* Task 1
Copy verbatim the part of the layout records that runs from their start through the line containing "player-name-label: 93 Mvuka", with both ends included.

* Text extract

The IBM PowerNP family of network processors are advanced, programmable, high-performance solutions for the most demanding networking applications. The products can help network equipment manufacturers introduce new services through software changes, rather than costly hardware upgrades. The software enhancements being announced today include new features that support the latest version of Internet Protocol (IP), improved use of existing communications bandwidth and software development tools to make it easier for customers to program for the PowerNP.

"Our new software offerings are all about helping customers reduce development costs, risk and time to market," said Armando Garcia, vice president, network processors, IBM Microelectronics. "And with new software from companies who have worked closely with IBM, we've got the most complete set of ready-to-run network processor offerings available in the industry."

The new network processor software from IBM includes TCP and SCTP Termination modules, which provide a programming interface for customer applications to enable network processor applications such as load balancers, SAN multiprotocol routers and wireless infrastructure devices. The termination modules consist of a TCP or SCTP stack implemented to run entirely on a network processor. The termination modules provide a sockets-like interface for customer applications such as load balancers. The implementations support large numbers of simultaneously active connections with high connection transition rates. The ability to terminate connections in network processors is a paradigm shift that allows application of network processors into a variety of new applications. These modules are planned to be available in Q1 2003.

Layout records
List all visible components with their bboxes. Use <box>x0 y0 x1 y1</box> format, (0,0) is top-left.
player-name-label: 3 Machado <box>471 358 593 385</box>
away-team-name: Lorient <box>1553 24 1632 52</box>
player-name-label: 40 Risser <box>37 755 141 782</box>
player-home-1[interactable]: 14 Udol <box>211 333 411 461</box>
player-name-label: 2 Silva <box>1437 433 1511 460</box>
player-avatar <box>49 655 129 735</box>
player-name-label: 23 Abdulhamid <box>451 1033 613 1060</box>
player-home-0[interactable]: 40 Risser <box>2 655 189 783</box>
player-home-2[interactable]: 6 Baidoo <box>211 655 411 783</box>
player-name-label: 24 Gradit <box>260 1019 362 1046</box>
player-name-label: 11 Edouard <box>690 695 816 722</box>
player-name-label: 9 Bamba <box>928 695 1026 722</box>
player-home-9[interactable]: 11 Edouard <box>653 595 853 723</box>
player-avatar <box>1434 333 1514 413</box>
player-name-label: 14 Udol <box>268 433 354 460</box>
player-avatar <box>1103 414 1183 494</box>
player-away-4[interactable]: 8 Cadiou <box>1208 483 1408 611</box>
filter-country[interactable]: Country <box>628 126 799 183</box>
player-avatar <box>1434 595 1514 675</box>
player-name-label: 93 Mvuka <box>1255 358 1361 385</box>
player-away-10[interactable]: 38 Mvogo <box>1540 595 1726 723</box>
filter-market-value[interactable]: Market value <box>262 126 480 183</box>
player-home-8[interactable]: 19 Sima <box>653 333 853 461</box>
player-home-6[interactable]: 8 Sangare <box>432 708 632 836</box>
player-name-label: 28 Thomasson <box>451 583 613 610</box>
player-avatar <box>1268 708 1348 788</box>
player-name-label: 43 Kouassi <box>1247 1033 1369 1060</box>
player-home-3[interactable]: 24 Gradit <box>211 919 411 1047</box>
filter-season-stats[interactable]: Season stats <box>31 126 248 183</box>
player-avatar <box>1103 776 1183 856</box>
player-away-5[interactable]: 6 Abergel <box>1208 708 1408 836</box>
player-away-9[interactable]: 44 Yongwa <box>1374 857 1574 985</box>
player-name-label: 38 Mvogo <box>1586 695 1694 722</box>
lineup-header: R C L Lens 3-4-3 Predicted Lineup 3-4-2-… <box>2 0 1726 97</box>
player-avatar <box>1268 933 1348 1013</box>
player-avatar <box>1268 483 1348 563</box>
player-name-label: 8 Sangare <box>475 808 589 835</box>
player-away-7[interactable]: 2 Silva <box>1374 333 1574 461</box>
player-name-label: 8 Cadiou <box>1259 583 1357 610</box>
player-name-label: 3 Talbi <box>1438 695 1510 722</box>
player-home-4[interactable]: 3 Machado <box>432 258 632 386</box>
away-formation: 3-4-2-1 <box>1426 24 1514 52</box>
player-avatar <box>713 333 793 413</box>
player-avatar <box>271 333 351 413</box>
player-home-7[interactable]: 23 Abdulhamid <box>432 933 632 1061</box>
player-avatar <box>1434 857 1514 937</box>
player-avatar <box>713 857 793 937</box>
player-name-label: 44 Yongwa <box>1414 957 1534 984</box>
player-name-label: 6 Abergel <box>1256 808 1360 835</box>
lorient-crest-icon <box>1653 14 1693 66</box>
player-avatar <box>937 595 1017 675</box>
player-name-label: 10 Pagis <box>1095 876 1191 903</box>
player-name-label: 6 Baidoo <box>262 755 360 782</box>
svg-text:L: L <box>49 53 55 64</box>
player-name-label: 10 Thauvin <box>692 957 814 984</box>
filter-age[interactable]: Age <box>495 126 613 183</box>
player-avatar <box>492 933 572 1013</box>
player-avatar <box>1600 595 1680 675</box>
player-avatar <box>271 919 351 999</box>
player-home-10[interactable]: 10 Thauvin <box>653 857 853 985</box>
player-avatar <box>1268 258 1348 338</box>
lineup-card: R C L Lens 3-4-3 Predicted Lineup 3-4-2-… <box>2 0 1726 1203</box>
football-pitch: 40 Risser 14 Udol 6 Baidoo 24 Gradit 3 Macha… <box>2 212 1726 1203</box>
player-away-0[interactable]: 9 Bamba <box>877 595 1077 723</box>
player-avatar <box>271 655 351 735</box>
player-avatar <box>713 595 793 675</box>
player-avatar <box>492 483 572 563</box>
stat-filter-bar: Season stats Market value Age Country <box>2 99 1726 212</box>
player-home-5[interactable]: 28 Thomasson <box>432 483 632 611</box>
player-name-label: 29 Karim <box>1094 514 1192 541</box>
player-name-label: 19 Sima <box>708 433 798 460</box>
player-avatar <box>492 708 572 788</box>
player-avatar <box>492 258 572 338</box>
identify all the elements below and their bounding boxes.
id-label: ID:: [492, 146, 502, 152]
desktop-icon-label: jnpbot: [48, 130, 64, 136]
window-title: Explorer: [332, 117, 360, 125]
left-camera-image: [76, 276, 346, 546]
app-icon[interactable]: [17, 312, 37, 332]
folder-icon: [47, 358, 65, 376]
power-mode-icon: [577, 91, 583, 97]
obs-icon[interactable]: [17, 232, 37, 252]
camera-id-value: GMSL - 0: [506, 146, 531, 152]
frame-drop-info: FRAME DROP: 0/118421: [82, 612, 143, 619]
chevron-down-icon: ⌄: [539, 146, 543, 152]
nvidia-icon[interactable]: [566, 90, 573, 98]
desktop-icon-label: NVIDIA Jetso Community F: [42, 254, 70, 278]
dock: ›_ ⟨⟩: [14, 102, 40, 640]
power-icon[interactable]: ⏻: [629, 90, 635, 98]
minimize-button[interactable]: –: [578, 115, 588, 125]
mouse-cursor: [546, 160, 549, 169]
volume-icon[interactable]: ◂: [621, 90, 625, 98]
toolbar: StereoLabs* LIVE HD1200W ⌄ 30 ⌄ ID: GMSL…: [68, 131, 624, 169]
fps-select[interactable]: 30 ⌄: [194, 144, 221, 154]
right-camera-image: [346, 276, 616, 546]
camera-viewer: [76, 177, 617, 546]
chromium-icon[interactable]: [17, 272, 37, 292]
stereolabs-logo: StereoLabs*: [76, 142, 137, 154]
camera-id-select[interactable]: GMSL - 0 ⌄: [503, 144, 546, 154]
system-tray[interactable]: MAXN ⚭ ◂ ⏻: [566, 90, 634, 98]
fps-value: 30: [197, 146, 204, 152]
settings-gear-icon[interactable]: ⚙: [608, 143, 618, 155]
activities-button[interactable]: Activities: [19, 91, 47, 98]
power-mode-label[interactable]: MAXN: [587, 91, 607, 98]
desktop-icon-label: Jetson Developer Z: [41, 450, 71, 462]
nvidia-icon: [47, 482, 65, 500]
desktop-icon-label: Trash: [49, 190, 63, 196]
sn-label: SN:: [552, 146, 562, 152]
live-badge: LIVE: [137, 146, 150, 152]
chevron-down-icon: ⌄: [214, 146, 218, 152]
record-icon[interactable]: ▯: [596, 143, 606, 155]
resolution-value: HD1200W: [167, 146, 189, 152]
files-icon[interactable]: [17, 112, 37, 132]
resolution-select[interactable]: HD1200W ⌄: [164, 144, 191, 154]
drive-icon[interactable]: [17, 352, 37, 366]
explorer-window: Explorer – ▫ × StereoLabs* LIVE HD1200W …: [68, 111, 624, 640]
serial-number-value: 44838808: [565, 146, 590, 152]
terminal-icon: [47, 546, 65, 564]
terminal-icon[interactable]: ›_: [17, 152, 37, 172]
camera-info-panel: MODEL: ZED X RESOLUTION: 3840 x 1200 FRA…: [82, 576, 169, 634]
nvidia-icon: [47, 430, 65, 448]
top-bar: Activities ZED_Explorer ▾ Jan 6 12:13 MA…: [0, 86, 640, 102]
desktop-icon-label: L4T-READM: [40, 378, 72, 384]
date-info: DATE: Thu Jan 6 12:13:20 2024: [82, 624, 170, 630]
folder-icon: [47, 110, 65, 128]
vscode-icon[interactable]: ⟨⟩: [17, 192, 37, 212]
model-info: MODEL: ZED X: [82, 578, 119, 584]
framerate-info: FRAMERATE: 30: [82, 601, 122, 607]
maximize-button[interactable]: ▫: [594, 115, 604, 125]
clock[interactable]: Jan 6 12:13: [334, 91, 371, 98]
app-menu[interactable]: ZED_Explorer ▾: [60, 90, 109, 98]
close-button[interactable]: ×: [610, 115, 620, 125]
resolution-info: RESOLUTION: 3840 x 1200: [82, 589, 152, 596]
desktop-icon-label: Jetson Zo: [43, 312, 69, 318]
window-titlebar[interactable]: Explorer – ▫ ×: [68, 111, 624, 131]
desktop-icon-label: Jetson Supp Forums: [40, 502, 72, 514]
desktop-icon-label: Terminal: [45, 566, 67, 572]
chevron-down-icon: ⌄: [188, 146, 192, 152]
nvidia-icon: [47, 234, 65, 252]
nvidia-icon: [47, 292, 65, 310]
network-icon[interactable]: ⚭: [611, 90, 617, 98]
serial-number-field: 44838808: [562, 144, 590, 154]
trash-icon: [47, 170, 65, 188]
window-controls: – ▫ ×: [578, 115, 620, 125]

* Task 2
In the PowerNP passage, reproduce the section that opens with the words "The new network" and closes with "in Q1 2003.", replacing "sockets-like" with "socket-style".

* Worked solution 1
List all visible components with their bboxes. Use <box>x0 y0 x1 y1</box> format, (0,0) is top-left.
player-name-label: 3 Machado <box>471 358 593 385</box>
away-team-name: Lorient <box>1553 24 1632 52</box>
player-name-label: 40 Risser <box>37 755 141 782</box>
player-home-1[interactable]: 14 Udol <box>211 333 411 461</box>
player-name-label: 2 Silva <box>1437 433 1511 460</box>
player-avatar <box>49 655 129 735</box>
player-name-label: 23 Abdulhamid <box>451 1033 613 1060</box>
player-home-0[interactable]: 40 Risser <box>2 655 189 783</box>
player-home-2[interactable]: 6 Baidoo <box>211 655 411 783</box>
player-name-label: 24 Gradit <box>260 1019 362 1046</box>
player-name-label: 11 Edouard <box>690 695 816 722</box>
player-name-label: 9 Bamba <box>928 695 1026 722</box>
player-home-9[interactable]: 11 Edouard <box>653 595 853 723</box>
player-avatar <box>1434 333 1514 413</box>
player-name-label: 14 Udol <box>268 433 354 460</box>
player-avatar <box>1103 414 1183 494</box>
player-away-4[interactable]: 8 Cadiou <box>1208 483 1408 611</box>
filter-country[interactable]: Country <box>628 126 799 183</box>
player-avatar <box>1434 595 1514 675</box>
player-name-label: 93 Mvuka <box>1255 358 1361 385</box>

* Worked solution 2
The new network processor software from IBM includes TCP and SCTP Termination modules, which provide a programming interface for customer applications to enable network processor applications such as load balancers, SAN multiprotocol routers and wireless infrastructure devices. The termination modules consist of a TCP or SCTP stack implemented to run entirely on a network processor. The termination modules provide a socket-style interface for customer applications such as load balancers. The implementations support large numbers of simultaneously active connections with high connection transition rates. The ability to terminate connections in network processors is a paradigm shift that allows application of network processors into a variety of new applications. These modules are planned to be available in Q1 2003.